Given exercise>
Pull out every line in the data that has the string "JSON" in it.

Supplied records>
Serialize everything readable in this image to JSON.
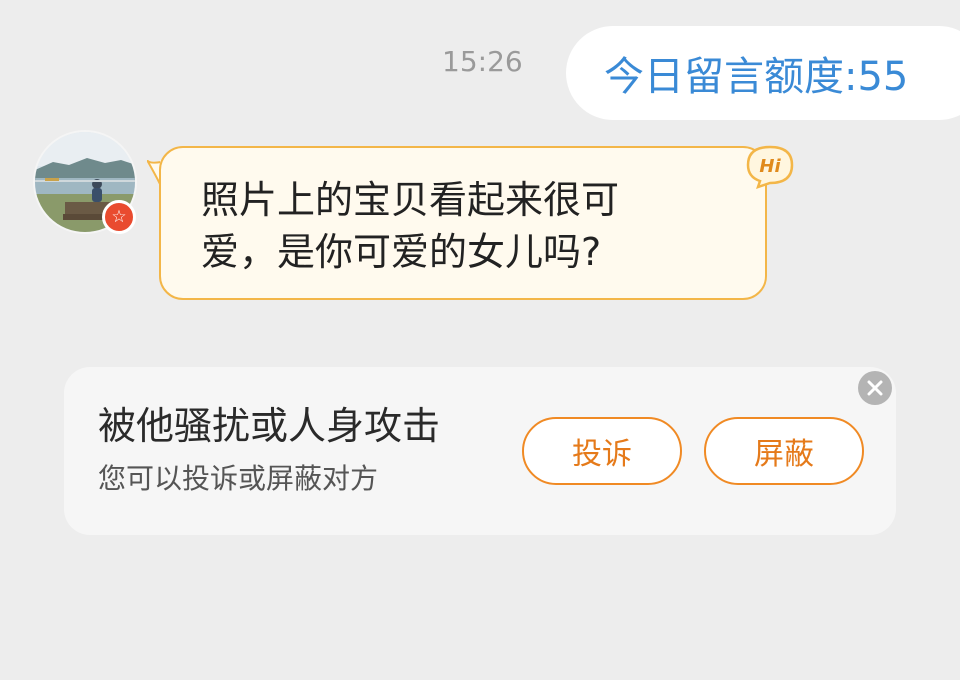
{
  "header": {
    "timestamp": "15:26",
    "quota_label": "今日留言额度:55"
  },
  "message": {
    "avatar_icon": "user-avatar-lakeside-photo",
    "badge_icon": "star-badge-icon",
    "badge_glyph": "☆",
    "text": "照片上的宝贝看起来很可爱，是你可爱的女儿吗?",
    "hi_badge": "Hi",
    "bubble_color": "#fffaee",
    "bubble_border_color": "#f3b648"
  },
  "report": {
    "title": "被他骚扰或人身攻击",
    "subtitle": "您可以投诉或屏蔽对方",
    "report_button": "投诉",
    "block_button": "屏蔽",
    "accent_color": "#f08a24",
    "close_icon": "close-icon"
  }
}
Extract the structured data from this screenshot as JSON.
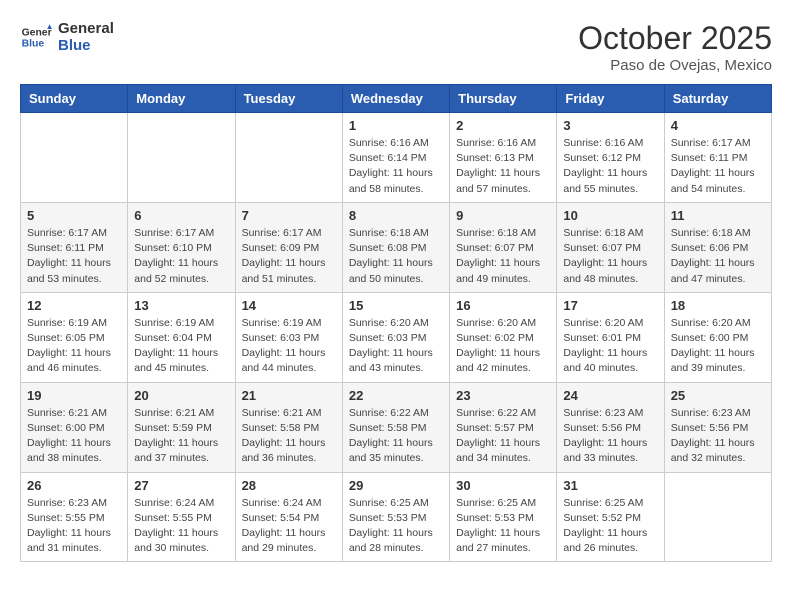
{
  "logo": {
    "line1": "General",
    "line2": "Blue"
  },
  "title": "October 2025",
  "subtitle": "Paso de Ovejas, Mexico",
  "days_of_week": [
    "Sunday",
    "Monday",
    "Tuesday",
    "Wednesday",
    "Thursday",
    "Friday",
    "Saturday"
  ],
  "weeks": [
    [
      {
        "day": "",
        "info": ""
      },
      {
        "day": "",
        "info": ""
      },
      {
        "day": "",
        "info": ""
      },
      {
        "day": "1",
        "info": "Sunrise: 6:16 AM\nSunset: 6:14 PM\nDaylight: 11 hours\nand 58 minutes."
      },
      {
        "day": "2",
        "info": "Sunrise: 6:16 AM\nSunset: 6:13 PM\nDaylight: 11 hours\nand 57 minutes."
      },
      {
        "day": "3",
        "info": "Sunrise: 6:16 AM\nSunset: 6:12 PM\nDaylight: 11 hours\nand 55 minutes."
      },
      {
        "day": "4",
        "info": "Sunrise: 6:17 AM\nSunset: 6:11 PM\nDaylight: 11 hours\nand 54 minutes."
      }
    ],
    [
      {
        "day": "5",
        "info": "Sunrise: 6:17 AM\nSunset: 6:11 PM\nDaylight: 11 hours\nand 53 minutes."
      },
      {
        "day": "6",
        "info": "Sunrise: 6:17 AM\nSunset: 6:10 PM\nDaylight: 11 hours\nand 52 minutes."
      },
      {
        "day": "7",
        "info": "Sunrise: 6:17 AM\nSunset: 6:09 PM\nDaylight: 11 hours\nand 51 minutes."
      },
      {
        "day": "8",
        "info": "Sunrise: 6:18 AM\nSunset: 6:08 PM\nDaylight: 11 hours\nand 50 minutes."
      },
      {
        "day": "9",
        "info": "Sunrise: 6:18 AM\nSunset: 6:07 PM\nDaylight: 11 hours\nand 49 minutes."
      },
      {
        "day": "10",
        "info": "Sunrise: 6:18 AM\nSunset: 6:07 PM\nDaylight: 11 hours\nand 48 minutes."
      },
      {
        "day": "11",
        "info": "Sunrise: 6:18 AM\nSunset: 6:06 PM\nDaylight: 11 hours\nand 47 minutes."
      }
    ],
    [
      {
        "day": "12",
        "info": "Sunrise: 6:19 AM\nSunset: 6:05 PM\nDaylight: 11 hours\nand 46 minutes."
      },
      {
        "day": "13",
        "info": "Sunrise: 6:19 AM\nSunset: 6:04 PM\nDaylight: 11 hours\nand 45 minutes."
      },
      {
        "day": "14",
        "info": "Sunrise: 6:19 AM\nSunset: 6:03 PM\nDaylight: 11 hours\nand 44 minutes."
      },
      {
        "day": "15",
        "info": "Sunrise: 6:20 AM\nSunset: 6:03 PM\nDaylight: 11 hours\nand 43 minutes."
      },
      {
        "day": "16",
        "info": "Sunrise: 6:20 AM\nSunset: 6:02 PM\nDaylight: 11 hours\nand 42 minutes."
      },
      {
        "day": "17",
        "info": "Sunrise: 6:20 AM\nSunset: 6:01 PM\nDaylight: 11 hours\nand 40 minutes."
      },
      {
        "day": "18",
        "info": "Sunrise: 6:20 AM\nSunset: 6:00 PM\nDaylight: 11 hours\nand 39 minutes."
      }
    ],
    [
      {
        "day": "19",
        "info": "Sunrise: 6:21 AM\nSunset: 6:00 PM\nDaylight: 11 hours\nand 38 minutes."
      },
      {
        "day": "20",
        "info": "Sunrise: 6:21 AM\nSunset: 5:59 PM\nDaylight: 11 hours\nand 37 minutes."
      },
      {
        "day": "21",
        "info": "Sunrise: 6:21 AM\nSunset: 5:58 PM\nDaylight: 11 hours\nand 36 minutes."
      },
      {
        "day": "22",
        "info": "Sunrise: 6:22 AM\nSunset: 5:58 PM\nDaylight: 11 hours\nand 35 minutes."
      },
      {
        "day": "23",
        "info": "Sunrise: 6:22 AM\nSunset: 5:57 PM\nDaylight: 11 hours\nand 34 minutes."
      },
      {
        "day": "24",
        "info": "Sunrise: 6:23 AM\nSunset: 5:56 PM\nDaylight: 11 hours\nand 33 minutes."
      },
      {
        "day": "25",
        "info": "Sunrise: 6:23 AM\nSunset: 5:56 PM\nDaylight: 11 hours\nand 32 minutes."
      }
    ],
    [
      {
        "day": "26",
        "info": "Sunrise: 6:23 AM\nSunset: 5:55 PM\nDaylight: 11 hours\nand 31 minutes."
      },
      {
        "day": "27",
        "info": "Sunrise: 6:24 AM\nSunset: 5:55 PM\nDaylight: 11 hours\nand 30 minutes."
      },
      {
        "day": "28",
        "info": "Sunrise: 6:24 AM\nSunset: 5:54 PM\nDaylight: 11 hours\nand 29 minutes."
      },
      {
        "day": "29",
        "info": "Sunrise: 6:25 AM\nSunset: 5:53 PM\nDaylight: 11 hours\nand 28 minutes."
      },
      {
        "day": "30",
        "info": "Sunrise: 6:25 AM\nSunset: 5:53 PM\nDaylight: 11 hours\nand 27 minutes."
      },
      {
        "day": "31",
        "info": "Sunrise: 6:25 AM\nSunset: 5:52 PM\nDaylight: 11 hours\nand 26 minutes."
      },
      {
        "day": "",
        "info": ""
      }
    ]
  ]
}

Correct output>
Serialize everything readable in this image to JSON.
Extract the structured data from this screenshot as JSON.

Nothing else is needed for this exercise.